··· Raw records

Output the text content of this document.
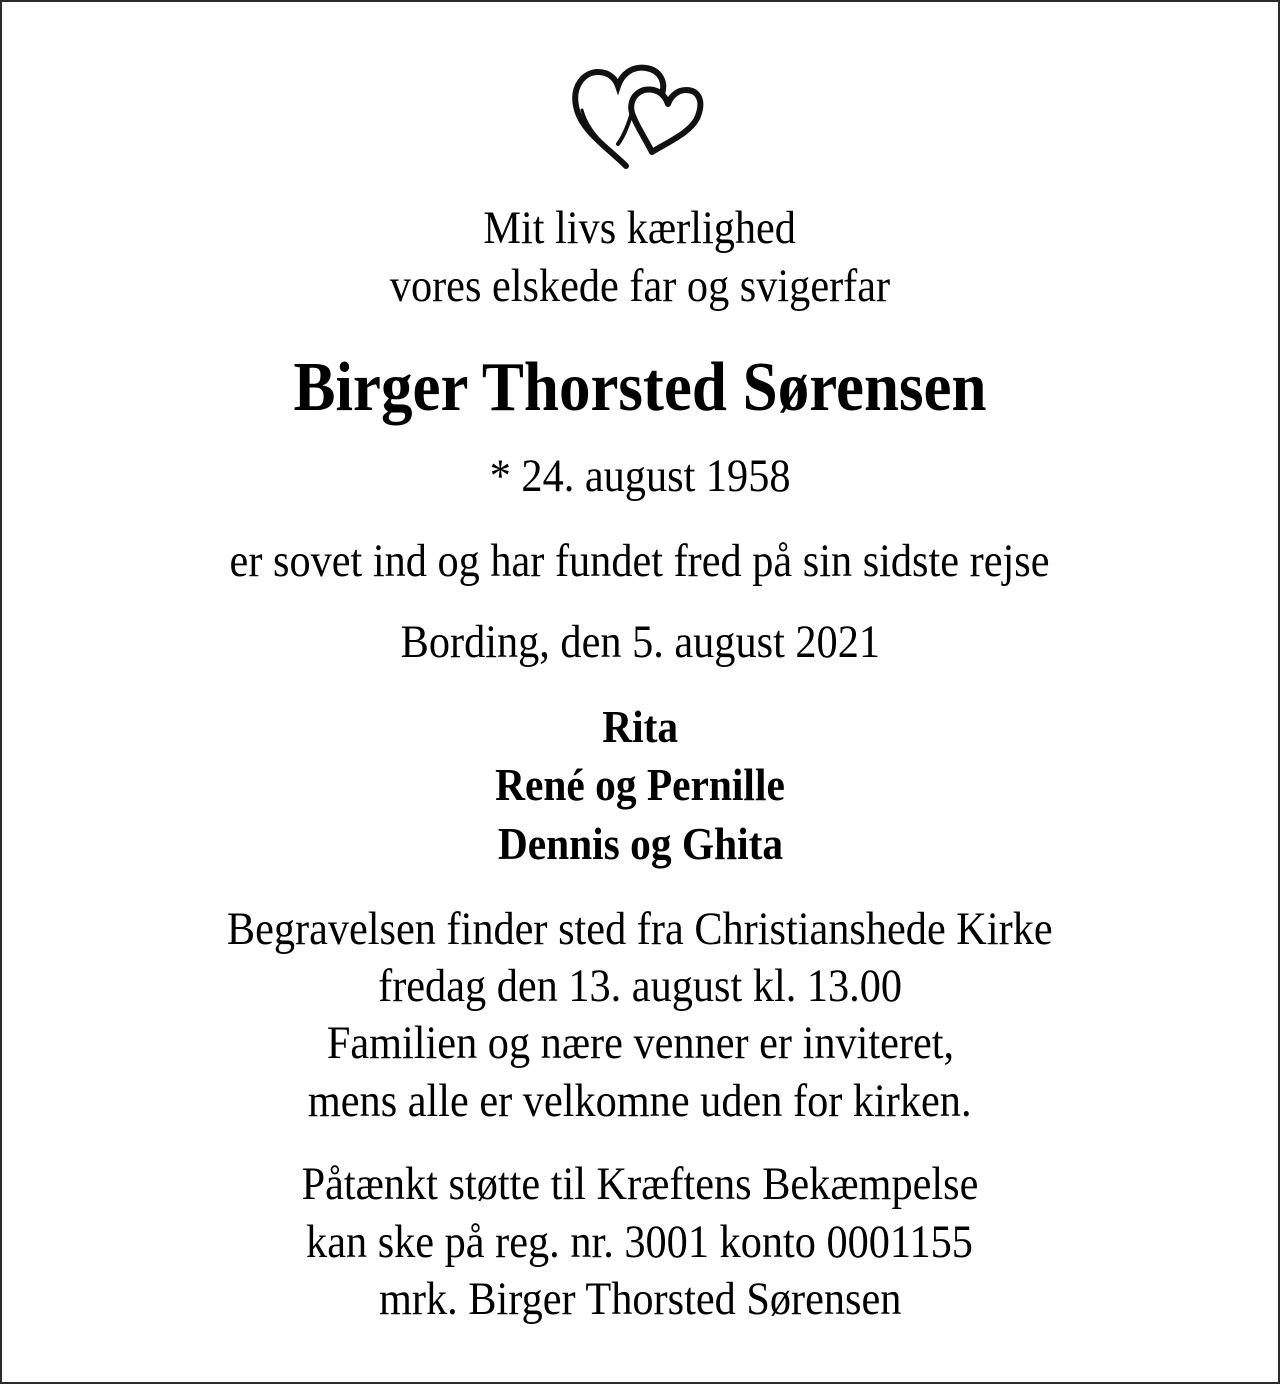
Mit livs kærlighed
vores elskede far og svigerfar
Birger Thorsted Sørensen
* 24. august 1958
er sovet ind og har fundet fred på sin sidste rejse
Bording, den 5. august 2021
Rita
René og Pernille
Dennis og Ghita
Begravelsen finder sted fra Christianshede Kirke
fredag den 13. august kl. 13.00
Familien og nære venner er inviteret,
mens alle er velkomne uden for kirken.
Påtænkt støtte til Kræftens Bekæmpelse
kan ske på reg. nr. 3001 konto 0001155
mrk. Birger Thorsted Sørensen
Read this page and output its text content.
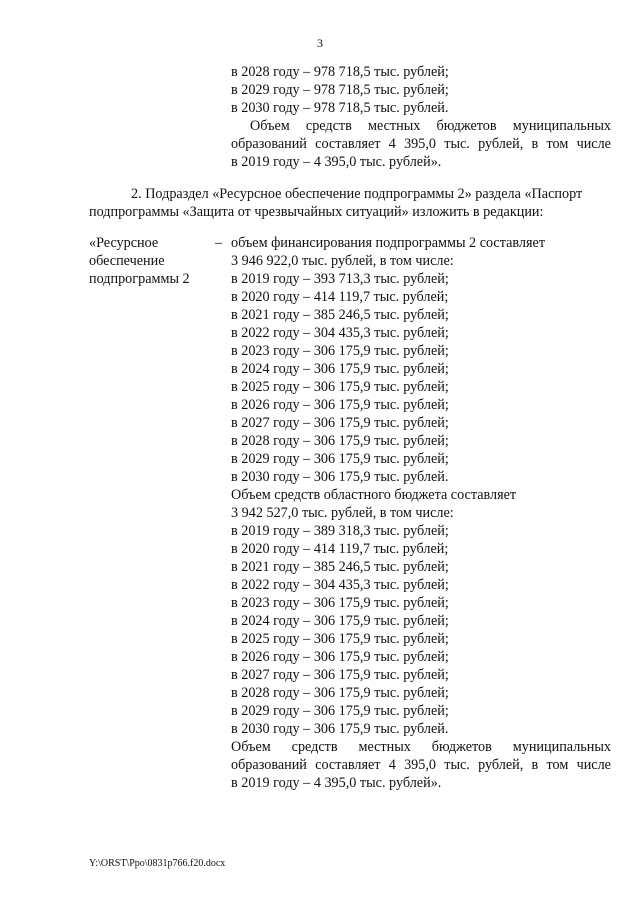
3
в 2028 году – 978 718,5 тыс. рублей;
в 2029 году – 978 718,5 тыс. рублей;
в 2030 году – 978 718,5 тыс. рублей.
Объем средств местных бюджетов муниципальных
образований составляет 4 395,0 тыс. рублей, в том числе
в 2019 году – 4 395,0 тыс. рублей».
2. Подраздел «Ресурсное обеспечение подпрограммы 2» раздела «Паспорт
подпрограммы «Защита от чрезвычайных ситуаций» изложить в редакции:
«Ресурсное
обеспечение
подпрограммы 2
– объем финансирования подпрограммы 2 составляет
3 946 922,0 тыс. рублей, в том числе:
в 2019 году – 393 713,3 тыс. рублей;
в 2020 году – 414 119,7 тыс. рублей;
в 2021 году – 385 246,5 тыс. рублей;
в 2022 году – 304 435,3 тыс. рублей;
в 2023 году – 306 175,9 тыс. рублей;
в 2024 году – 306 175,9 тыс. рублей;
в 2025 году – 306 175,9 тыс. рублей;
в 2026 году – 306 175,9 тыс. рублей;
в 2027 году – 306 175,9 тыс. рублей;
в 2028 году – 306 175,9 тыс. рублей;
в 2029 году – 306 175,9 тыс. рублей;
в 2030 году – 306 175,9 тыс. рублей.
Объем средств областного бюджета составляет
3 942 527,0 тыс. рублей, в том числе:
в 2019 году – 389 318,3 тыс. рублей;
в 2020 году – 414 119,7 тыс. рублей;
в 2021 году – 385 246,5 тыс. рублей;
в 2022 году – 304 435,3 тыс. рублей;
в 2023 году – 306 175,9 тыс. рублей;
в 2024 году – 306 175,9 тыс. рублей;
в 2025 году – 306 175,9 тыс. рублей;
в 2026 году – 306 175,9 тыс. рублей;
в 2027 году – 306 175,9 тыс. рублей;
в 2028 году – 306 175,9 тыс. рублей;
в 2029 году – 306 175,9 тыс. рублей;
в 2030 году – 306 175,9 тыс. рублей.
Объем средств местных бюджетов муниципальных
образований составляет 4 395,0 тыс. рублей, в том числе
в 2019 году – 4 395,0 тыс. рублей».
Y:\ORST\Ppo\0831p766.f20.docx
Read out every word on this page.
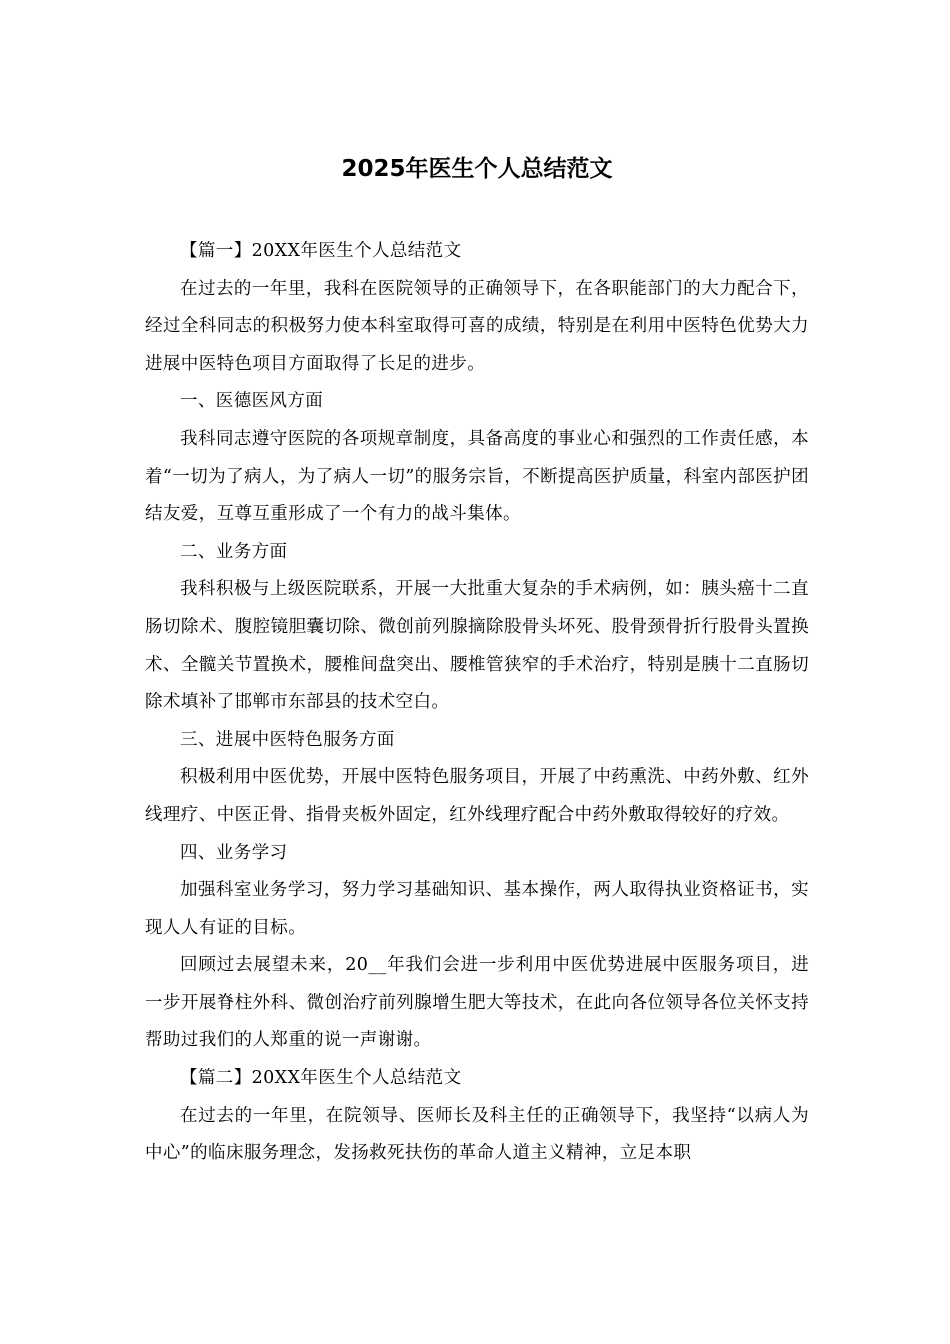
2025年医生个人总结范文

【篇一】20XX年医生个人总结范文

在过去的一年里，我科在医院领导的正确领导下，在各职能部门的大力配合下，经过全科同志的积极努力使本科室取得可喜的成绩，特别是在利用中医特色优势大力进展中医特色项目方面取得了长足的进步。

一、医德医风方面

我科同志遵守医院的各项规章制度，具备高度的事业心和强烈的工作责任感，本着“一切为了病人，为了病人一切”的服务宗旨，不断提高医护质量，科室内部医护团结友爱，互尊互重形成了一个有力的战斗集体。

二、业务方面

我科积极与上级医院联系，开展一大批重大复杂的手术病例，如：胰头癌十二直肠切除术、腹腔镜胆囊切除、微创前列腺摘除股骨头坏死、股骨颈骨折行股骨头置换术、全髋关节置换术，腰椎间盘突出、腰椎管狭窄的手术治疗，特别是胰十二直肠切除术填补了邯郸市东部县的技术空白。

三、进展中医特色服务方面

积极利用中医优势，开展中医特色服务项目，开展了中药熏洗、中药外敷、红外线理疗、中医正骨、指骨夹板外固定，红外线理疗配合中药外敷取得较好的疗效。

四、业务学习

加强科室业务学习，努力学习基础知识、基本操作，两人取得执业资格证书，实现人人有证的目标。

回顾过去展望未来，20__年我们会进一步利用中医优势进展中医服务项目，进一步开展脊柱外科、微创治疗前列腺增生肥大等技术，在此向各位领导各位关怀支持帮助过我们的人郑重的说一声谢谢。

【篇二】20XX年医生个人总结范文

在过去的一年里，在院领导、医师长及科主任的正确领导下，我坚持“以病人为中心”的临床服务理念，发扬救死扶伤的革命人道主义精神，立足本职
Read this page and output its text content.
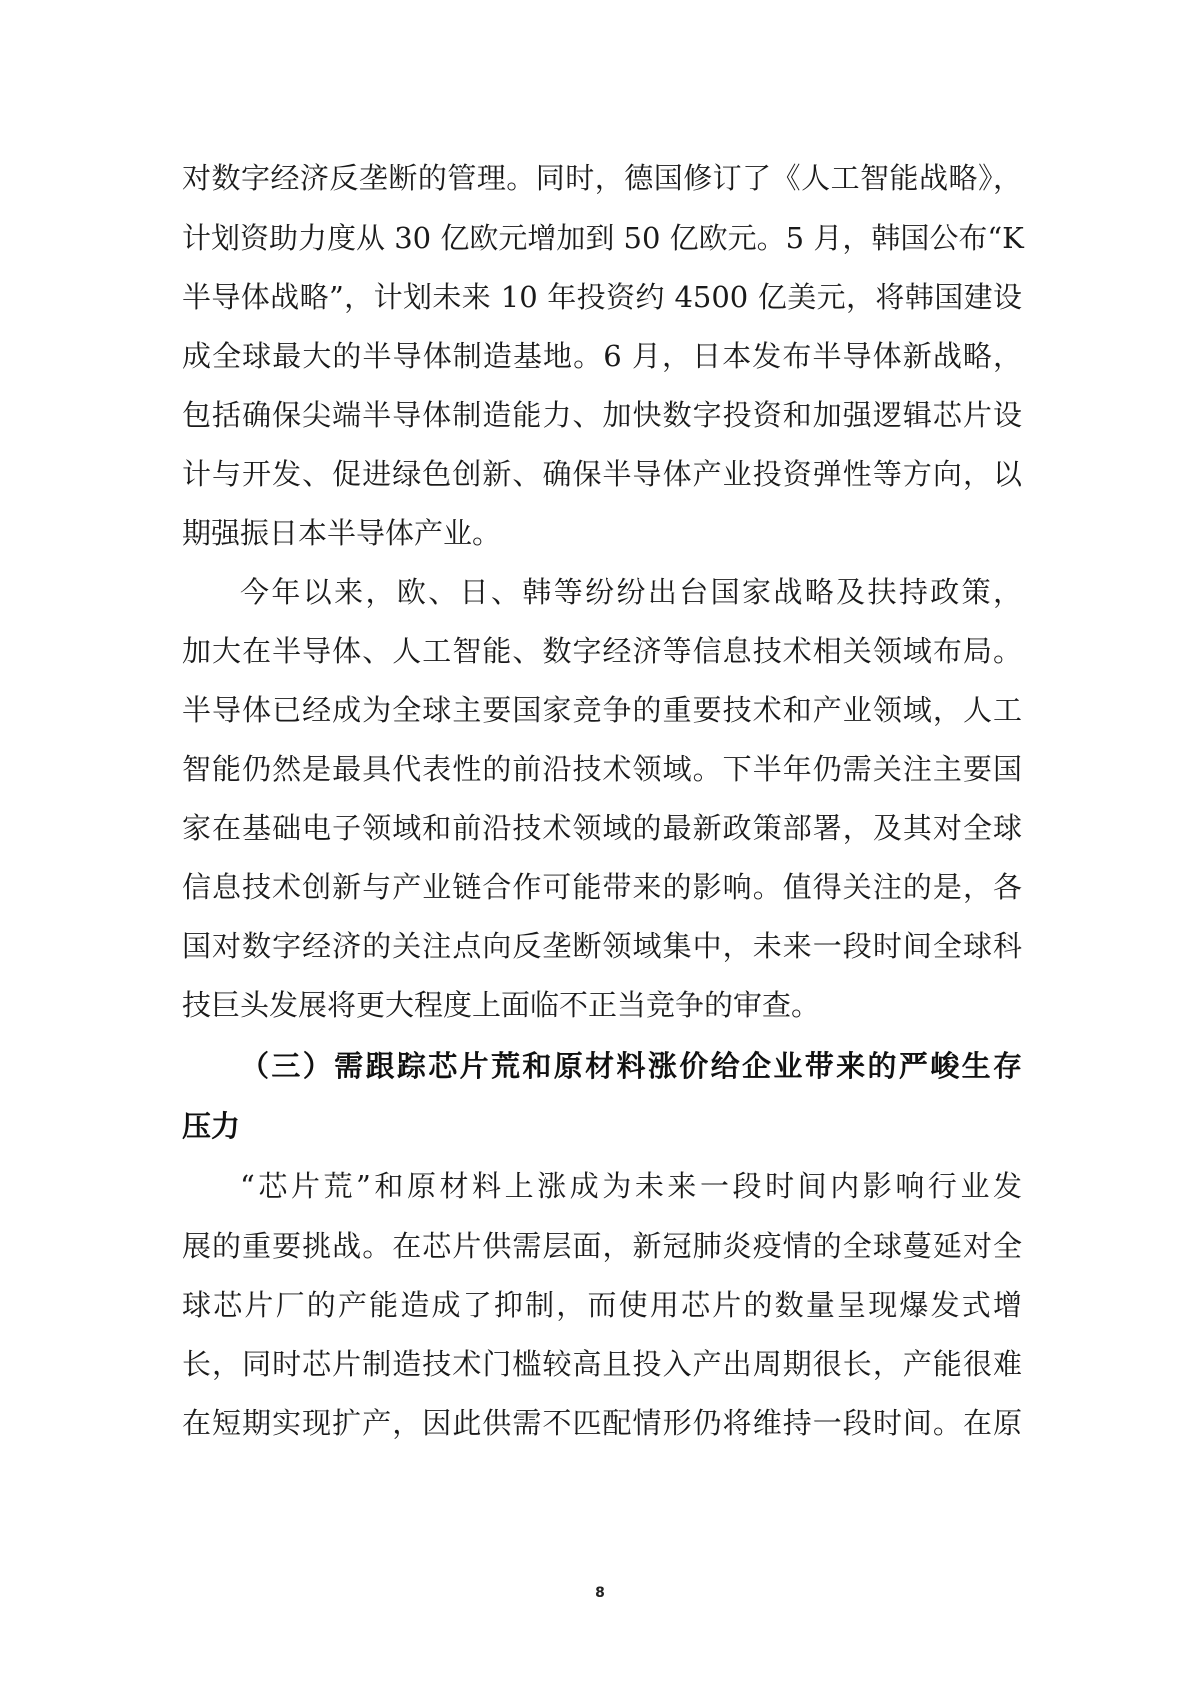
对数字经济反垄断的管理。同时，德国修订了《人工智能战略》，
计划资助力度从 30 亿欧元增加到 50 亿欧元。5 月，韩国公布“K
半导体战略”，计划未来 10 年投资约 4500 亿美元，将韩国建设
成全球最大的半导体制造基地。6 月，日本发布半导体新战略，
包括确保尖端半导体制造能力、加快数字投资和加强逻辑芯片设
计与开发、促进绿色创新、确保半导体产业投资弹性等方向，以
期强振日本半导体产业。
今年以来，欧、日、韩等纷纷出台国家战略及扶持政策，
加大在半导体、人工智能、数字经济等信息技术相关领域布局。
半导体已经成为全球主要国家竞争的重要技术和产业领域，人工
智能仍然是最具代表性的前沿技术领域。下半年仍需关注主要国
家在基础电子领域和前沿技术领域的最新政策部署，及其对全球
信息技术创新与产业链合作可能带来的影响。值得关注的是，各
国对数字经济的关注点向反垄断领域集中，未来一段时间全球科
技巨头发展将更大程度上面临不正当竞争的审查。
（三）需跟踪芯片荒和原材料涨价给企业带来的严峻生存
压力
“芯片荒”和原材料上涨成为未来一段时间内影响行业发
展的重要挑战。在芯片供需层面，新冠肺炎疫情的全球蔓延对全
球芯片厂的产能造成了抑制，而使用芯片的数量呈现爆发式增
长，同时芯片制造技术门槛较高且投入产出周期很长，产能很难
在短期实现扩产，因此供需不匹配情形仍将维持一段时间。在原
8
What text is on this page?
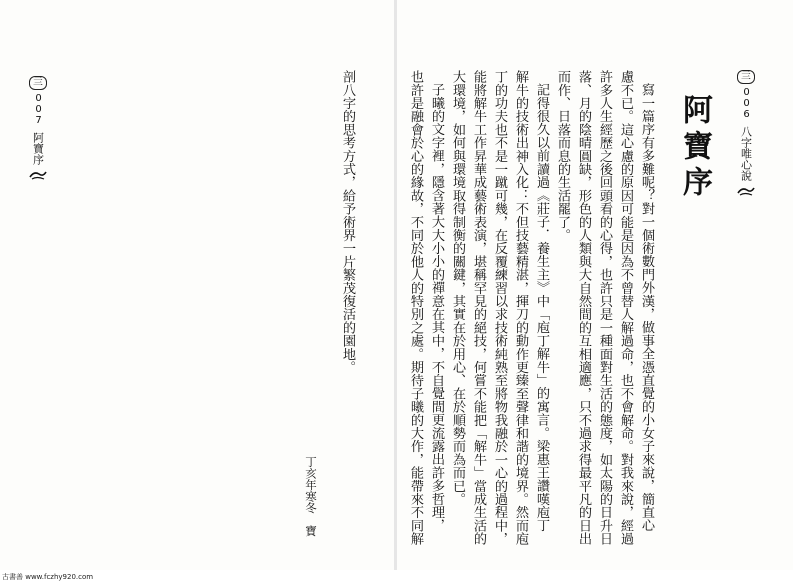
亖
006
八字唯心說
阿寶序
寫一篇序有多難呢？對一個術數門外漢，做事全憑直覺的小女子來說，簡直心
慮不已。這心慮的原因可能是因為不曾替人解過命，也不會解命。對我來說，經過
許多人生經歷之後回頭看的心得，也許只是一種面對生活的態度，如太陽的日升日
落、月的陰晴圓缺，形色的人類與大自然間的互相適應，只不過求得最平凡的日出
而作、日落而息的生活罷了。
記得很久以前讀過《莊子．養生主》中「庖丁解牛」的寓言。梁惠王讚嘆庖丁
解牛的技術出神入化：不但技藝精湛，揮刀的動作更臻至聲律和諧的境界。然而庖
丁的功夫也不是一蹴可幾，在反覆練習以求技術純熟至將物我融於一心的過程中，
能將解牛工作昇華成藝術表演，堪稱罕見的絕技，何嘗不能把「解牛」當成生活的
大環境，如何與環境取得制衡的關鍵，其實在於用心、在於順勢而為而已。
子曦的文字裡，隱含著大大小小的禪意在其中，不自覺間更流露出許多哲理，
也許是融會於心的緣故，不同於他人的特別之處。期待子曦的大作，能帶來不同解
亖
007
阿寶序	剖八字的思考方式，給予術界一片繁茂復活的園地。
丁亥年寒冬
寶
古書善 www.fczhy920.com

······

• [Exercise description]
Gather every line from the entries above where the word "text" appears, and copy them.

• [Reply]
Output the text content of this document.
Read this page and output its text content.
Read this page and output its text content.
What text is on this page?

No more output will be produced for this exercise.